EXERCISE OBJECTIVE: Copy out all of the material exactly as presented.

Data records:
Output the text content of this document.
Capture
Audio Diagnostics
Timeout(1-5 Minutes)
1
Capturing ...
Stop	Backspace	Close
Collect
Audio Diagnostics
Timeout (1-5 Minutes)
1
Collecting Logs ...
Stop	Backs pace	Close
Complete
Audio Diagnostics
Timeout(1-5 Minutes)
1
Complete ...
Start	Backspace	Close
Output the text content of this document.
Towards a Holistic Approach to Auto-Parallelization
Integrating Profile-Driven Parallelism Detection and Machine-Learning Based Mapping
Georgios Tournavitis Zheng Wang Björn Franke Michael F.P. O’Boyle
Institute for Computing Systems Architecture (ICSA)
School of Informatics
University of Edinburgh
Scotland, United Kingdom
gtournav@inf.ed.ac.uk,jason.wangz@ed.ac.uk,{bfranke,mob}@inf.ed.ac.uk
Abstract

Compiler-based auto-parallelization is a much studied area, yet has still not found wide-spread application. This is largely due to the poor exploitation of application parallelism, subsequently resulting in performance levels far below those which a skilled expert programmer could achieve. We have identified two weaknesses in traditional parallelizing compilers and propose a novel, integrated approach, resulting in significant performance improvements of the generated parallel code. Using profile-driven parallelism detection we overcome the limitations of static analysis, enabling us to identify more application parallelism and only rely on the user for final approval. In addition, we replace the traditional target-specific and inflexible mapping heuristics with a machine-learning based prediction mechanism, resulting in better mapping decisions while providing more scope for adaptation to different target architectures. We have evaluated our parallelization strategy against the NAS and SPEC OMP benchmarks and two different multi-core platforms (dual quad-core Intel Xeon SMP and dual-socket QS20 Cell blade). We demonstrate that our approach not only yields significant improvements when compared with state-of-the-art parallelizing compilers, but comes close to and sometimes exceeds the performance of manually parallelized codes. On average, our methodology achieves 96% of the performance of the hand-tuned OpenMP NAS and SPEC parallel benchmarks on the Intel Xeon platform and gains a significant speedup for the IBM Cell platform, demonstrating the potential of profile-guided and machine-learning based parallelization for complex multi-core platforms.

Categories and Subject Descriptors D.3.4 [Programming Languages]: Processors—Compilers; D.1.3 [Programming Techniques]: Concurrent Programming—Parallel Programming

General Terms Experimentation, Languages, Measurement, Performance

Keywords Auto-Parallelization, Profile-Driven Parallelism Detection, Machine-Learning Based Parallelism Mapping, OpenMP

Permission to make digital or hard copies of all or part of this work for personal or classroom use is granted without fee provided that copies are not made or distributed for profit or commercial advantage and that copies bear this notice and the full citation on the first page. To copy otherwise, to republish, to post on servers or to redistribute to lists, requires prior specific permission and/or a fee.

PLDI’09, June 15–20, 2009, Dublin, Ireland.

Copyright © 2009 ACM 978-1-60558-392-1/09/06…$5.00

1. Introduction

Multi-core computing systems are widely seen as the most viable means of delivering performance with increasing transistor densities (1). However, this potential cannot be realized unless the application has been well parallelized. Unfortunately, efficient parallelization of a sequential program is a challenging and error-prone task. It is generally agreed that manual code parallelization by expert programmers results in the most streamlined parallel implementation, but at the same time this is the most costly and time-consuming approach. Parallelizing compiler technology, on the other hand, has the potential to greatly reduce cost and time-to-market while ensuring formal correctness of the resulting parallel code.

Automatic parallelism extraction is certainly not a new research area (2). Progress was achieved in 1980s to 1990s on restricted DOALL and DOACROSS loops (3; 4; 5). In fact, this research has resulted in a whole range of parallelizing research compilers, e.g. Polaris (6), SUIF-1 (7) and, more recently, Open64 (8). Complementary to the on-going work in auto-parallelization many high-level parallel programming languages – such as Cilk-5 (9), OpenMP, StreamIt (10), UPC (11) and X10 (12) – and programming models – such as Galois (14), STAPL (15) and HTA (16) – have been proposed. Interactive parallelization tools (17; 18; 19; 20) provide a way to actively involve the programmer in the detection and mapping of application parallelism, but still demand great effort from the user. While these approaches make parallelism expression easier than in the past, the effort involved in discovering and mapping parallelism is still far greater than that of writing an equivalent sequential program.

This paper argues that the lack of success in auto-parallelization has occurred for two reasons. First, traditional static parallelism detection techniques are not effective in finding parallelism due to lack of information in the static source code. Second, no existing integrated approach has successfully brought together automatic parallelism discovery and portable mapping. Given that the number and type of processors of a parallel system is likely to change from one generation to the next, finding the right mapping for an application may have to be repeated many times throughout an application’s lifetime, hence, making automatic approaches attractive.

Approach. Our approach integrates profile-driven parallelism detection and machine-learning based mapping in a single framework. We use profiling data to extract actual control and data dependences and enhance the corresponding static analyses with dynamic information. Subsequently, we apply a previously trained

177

FULL OUTPUT:
Output the text content of this document.
Capture
Audio Diagnostics
Timeout(1-5 Minutes)
1
Capturing ...
Stop	Backspace	Close
Collect
Audio Diagnostics
Timeout (1-5 Minutes)
1
Collecting Logs ...
Stop	Backs pace	Close
Complete
Audio Diagnostics
Timeout(1-5 Minutes)
1
Complete ...
Start	Backspace	Close
Output the text content of this document.
Towards a Holistic Approach to Auto-Parallelization
Integrating Profile-Driven Parallelism Detection and Machine-Learning Based Mapping
Georgios Tournavitis Zheng Wang Björn Franke Michael F.P. O’Boyle
Institute for Computing Systems Architecture (ICSA)
School of Informatics
University of Edinburgh
Scotland, United Kingdom
gtournav@inf.ed.ac.uk,jason.wangz@ed.ac.uk,{bfranke,mob}@inf.ed.ac.uk
Abstract

Compiler-based auto-parallelization is a much studied area, yet has still not found wide-spread application. This is largely due to the poor exploitation of application parallelism, subsequently resulting in performance levels far below those which a skilled expert programmer could achieve. We have identified two weaknesses in traditional parallelizing compilers and propose a novel, integrated approach, resulting in significant performance improvements of the generated parallel code. Using profile-driven parallelism detection we overcome the limitations of static analysis, enabling us to identify more application parallelism and only rely on the user for final approval. In addition, we replace the traditional target-specific and inflexible mapping heuristics with a machine-learning based prediction mechanism, resulting in better mapping decisions while providing more scope for adaptation to different target architectures. We have evaluated our parallelization strategy against the NAS and SPEC OMP benchmarks and two different multi-core platforms (dual quad-core Intel Xeon SMP and dual-socket QS20 Cell blade). We demonstrate that our approach not only yields significant improvements when compared with state-of-the-art parallelizing compilers, but comes close to and sometimes exceeds the performance of manually parallelized codes. On average, our methodology achieves 96% of the performance of the hand-tuned OpenMP NAS and SPEC parallel benchmarks on the Intel Xeon platform and gains a significant speedup for the IBM Cell platform, demonstrating the potential of profile-guided and machine-learning based parallelization for complex multi-core platforms.

Categories and Subject Descriptors D.3.4 [Programming Languages]: Processors—Compilers; D.1.3 [Programming Techniques]: Concurrent Programming—Parallel Programming

General Terms Experimentation, Languages, Measurement, Performance

Keywords Auto-Parallelization, Profile-Driven Parallelism Detection, Machine-Learning Based Parallelism Mapping, OpenMP

Permission to make digital or hard copies of all or part of this work for personal or classroom use is granted without fee provided that copies are not made or distributed for profit or commercial advantage and that copies bear this notice and the full citation on the first page. To copy otherwise, to republish, to post on servers or to redistribute to lists, requires prior specific permission and/or a fee.

PLDI’09, June 15–20, 2009, Dublin, Ireland.

Copyright © 2009 ACM 978-1-60558-392-1/09/06…$5.00

1. Introduction

Multi-core computing systems are widely seen as the most viable means of delivering performance with increasing transistor densities (1). However, this potential cannot be realized unless the application has been well parallelized. Unfortunately, efficient parallelization of a sequential program is a challenging and error-prone task. It is generally agreed that manual code parallelization by expert programmers results in the most streamlined parallel implementation, but at the same time this is the most costly and time-consuming approach. Parallelizing compiler technology, on the other hand, has the potential to greatly reduce cost and time-to-market while ensuring formal correctness of the resulting parallel code.

Automatic parallelism extraction is certainly not a new research area (2). Progress was achieved in 1980s to 1990s on restricted DOALL and DOACROSS loops (3; 4; 5). In fact, this research has resulted in a whole range of parallelizing research compilers, e.g. Polaris (6), SUIF-1 (7) and, more recently, Open64 (8). Complementary to the on-going work in auto-parallelization many high-level parallel programming languages – such as Cilk-5 (9), OpenMP, StreamIt (10), UPC (11) and X10 (12) – and programming models – such as Galois (14), STAPL (15) and HTA (16) – have been proposed. Interactive parallelization tools (17; 18; 19; 20) provide a way to actively involve the programmer in the detection and mapping of application parallelism, but still demand great effort from the user. While these approaches make parallelism expression easier than in the past, the effort involved in discovering and mapping parallelism is still far greater than that of writing an equivalent sequential program.

This paper argues that the lack of success in auto-parallelization has occurred for two reasons. First, traditional static parallelism detection techniques are not effective in finding parallelism due to lack of information in the static source code. Second, no existing integrated approach has successfully brought together automatic parallelism discovery and portable mapping. Given that the number and type of processors of a parallel system is likely to change from one generation to the next, finding the right mapping for an application may have to be repeated many times throughout an application’s lifetime, hence, making automatic approaches attractive.

Approach. Our approach integrates profile-driven parallelism detection and machine-learning based mapping in a single framework. We use profiling data to extract actual control and data dependences and enhance the corresponding static analyses with dynamic information. Subsequently, we apply a previously trained

177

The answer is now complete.